**GOAL:** Transcribe the listing exactly, leaving out every picture.

....

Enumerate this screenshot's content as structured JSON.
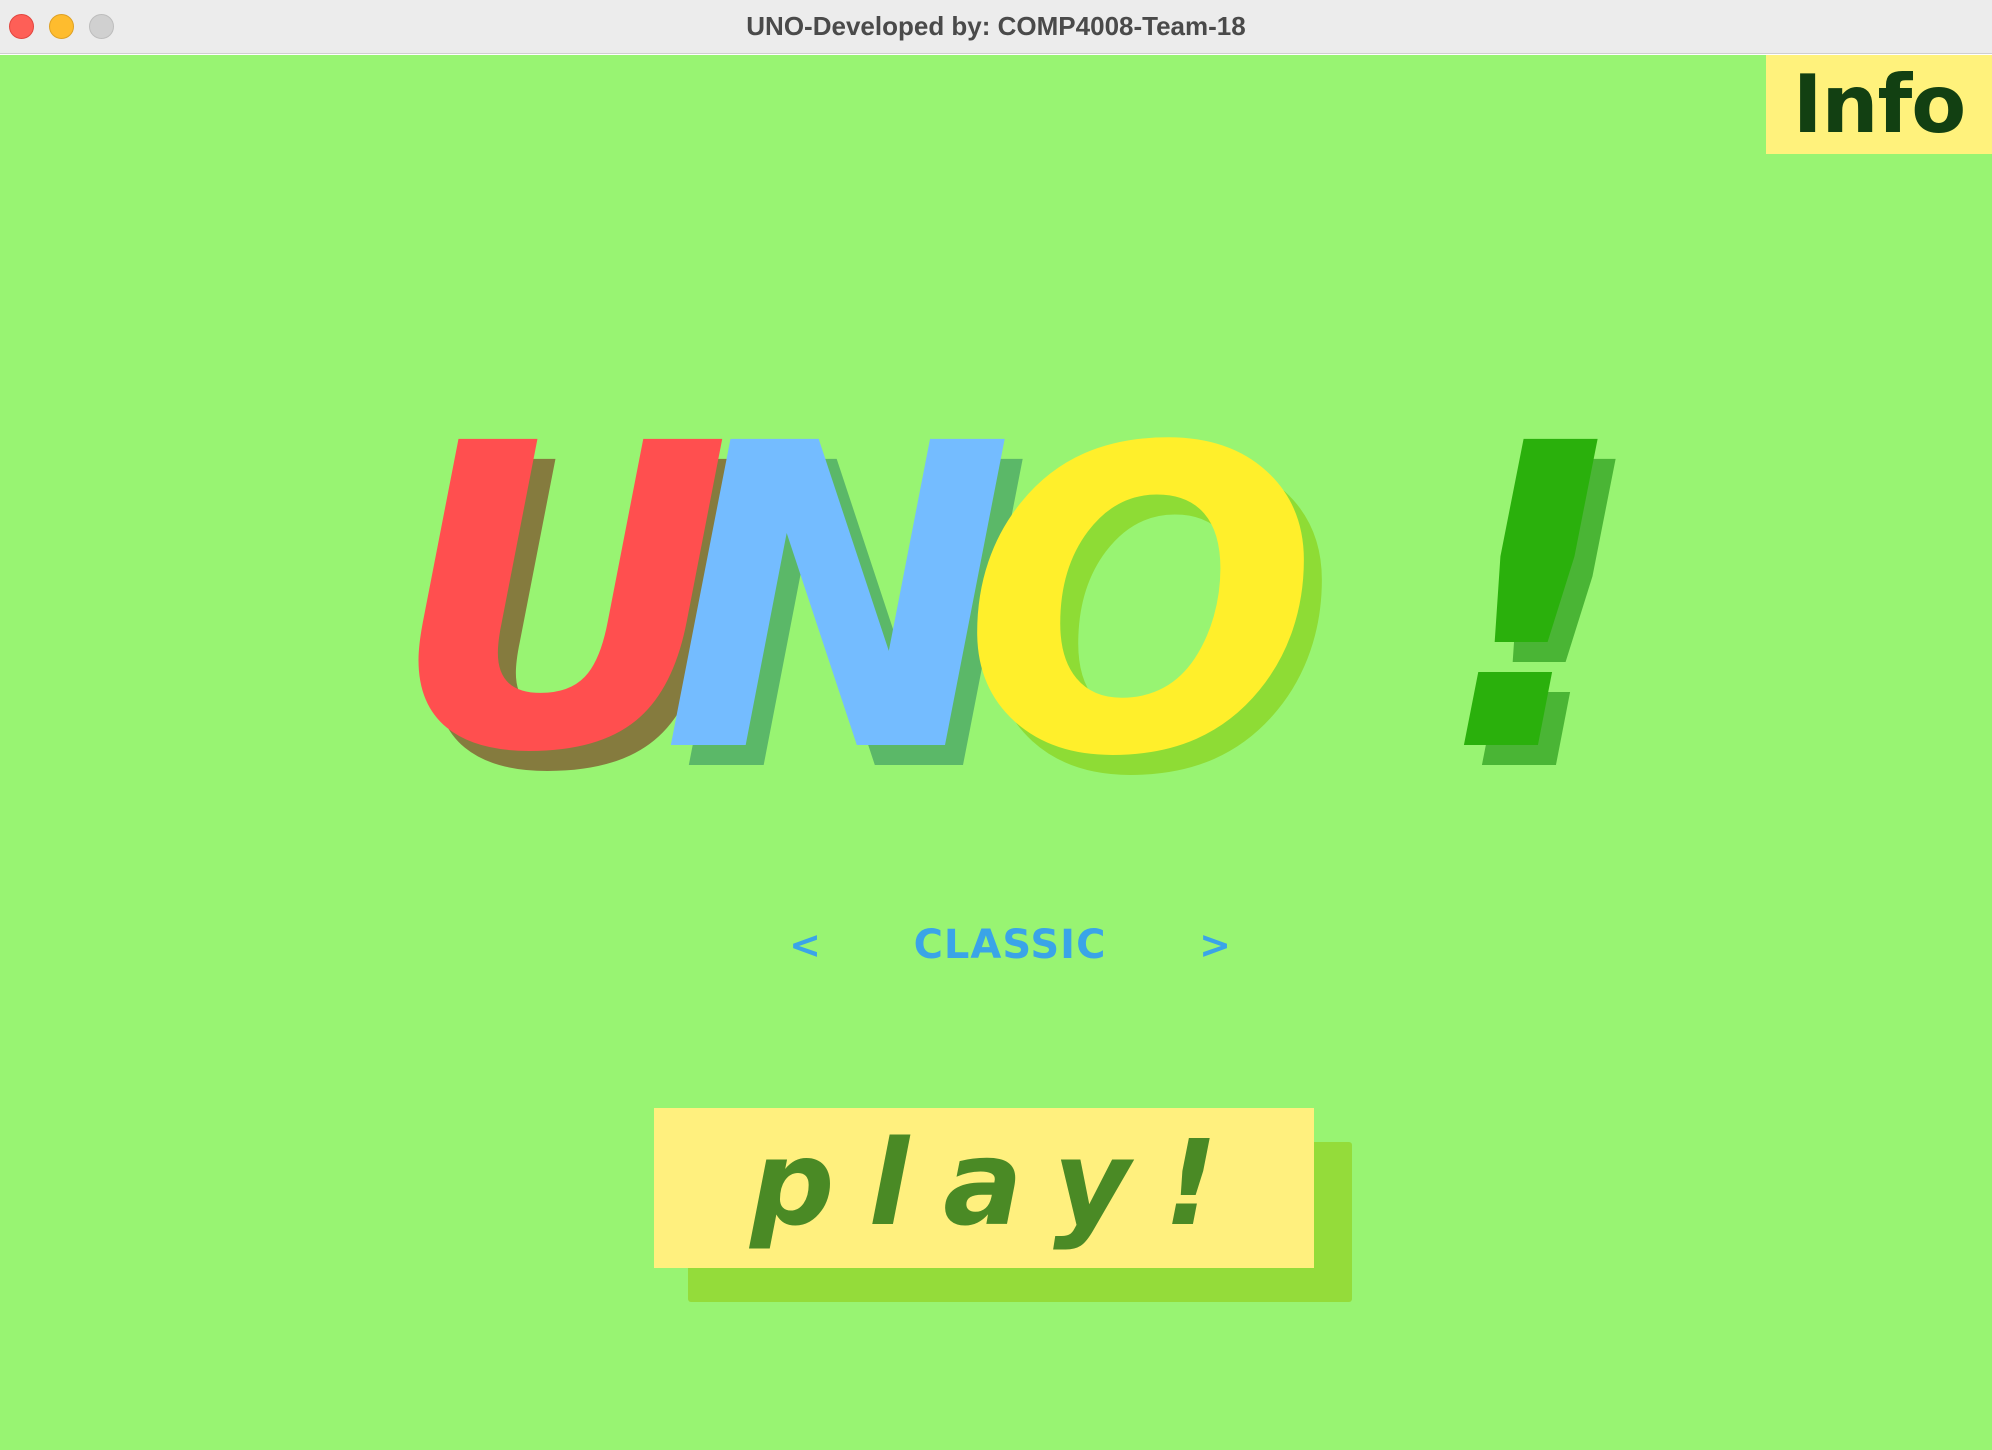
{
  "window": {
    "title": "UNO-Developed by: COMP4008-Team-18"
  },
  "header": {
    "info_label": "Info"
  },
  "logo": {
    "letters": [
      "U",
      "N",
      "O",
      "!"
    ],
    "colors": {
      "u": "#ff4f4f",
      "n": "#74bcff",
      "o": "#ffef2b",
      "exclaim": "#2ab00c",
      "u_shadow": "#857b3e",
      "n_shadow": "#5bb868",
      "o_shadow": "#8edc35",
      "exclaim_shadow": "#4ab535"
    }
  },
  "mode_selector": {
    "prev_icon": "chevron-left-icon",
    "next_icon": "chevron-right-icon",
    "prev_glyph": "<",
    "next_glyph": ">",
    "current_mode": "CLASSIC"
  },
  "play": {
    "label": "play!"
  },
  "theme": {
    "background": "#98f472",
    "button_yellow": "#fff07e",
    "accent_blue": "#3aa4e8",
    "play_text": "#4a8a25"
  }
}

....

**FULL ANSWER:**
Enumerate this screenshot's content as structured JSON.
{
  "window": {
    "title": "UNO-Developed by: COMP4008-Team-18"
  },
  "header": {
    "info_label": "Info"
  },
  "logo": {
    "letters": [
      "U",
      "N",
      "O",
      "!"
    ],
    "colors": {
      "u": "#ff4f4f",
      "n": "#74bcff",
      "o": "#ffef2b",
      "exclaim": "#2ab00c",
      "u_shadow": "#857b3e",
      "n_shadow": "#5bb868",
      "o_shadow": "#8edc35",
      "exclaim_shadow": "#4ab535"
    }
  },
  "mode_selector": {
    "prev_icon": "chevron-left-icon",
    "next_icon": "chevron-right-icon",
    "prev_glyph": "<",
    "next_glyph": ">",
    "current_mode": "CLASSIC"
  },
  "play": {
    "label": "play!"
  },
  "theme": {
    "background": "#98f472",
    "button_yellow": "#fff07e",
    "accent_blue": "#3aa4e8",
    "play_text": "#4a8a25"
  }
}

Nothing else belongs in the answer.